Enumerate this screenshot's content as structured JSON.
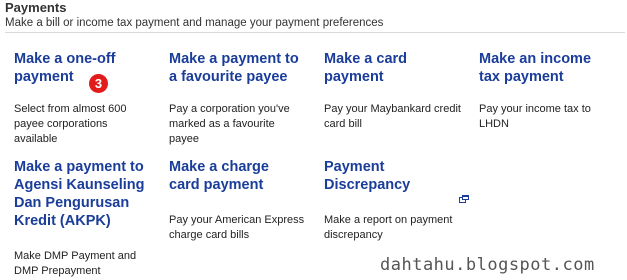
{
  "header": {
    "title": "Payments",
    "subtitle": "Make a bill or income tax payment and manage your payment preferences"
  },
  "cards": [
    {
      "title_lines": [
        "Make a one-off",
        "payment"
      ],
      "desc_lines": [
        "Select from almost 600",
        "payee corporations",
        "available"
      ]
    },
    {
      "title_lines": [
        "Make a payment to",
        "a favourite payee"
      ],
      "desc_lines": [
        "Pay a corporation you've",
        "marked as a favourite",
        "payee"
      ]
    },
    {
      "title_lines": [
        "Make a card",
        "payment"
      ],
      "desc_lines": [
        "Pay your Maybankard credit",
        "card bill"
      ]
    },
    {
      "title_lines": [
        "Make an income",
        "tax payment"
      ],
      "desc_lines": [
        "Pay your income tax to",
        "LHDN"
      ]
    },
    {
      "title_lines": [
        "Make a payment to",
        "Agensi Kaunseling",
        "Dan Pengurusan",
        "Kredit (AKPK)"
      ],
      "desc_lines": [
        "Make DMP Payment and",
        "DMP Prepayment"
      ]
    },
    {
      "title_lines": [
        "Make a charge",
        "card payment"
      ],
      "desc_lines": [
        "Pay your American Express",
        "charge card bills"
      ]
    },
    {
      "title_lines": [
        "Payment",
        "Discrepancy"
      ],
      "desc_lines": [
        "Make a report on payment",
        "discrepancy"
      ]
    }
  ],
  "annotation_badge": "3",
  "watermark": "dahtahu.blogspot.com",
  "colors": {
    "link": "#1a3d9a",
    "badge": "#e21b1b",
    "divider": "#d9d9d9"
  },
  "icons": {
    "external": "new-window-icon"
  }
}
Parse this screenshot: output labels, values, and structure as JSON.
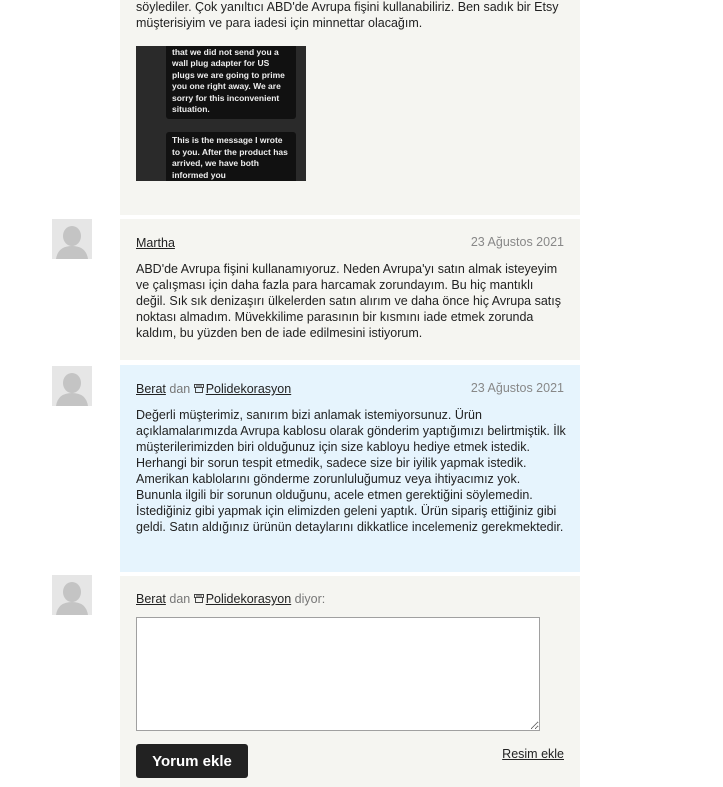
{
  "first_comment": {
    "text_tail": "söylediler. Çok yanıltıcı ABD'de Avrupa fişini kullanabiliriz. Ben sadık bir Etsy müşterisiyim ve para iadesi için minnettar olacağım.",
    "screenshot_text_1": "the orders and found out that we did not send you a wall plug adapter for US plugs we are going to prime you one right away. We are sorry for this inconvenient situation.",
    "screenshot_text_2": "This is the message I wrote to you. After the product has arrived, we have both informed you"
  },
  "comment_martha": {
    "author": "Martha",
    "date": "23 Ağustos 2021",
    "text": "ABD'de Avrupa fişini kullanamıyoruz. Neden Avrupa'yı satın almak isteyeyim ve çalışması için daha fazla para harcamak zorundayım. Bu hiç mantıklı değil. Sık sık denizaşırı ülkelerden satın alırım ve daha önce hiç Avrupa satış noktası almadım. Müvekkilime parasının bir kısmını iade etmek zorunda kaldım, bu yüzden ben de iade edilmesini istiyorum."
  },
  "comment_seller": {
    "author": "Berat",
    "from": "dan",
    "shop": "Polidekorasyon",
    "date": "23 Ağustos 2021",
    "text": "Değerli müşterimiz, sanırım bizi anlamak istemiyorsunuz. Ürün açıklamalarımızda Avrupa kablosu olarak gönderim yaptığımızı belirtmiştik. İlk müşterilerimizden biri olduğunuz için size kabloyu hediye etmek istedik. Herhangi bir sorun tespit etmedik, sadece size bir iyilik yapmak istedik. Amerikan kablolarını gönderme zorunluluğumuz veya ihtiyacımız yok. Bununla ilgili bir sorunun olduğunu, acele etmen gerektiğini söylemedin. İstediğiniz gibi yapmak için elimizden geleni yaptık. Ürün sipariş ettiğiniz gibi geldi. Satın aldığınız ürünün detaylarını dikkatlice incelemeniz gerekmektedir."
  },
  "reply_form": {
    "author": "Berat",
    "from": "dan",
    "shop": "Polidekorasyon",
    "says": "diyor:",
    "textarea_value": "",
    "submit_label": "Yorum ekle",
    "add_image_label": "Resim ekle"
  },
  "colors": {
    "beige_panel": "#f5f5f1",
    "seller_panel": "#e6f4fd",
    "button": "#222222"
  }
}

====

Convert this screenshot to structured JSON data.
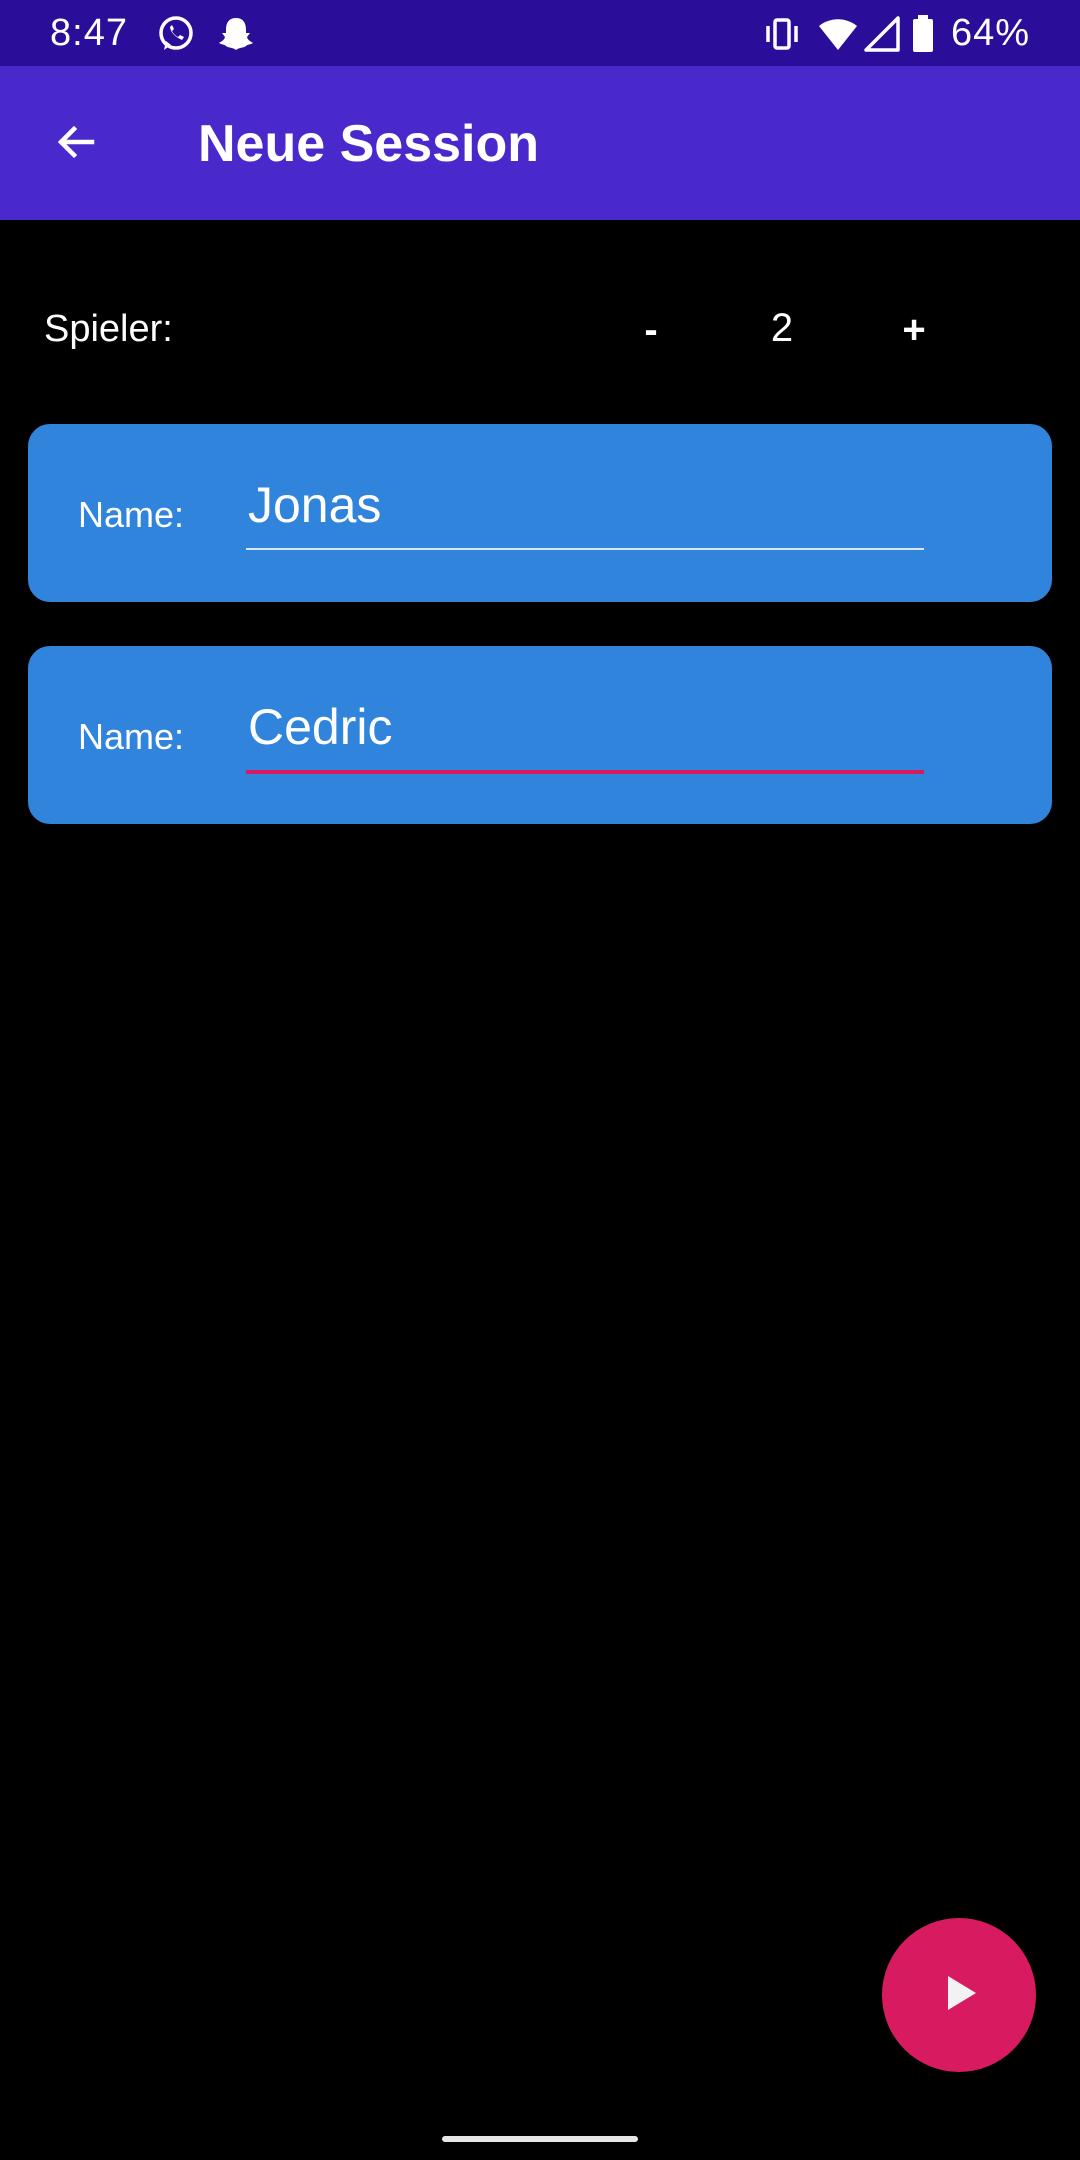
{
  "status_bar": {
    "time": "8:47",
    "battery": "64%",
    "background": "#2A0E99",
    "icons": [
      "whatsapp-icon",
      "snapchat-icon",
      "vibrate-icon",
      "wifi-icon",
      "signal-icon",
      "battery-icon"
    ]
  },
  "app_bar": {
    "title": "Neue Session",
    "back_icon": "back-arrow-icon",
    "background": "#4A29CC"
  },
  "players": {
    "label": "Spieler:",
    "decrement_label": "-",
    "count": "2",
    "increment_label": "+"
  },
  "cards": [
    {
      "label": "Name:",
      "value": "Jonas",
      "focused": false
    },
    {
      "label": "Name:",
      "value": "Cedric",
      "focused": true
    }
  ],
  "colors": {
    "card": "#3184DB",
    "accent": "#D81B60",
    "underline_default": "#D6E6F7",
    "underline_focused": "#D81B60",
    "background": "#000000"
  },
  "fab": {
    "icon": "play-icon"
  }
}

====

> **Given request**
From the listing above, copy every line that holds the string "para".

> **Finished exercise**
    "text_tail": "söylediler. Çok yanıltıcı ABD'de Avrupa fişini kullanabiliriz. Ben sadık bir Etsy müşterisiyim ve para iadesi için minnettar olacağım.",
    "text": "ABD'de Avrupa fişini kullanamıyoruz. Neden Avrupa'yı satın almak isteyeyim ve çalışması için daha fazla para harcamak zorundayım. Bu hiç mantıklı değil. Sık sık denizaşırı ülkelerden satın alırım ve daha önce hiç Avrupa satış noktası almadım. Müvekkilime parasının bir kısmını iade etmek zorunda kaldım, bu yüzden ben de iade edilmesini istiyorum."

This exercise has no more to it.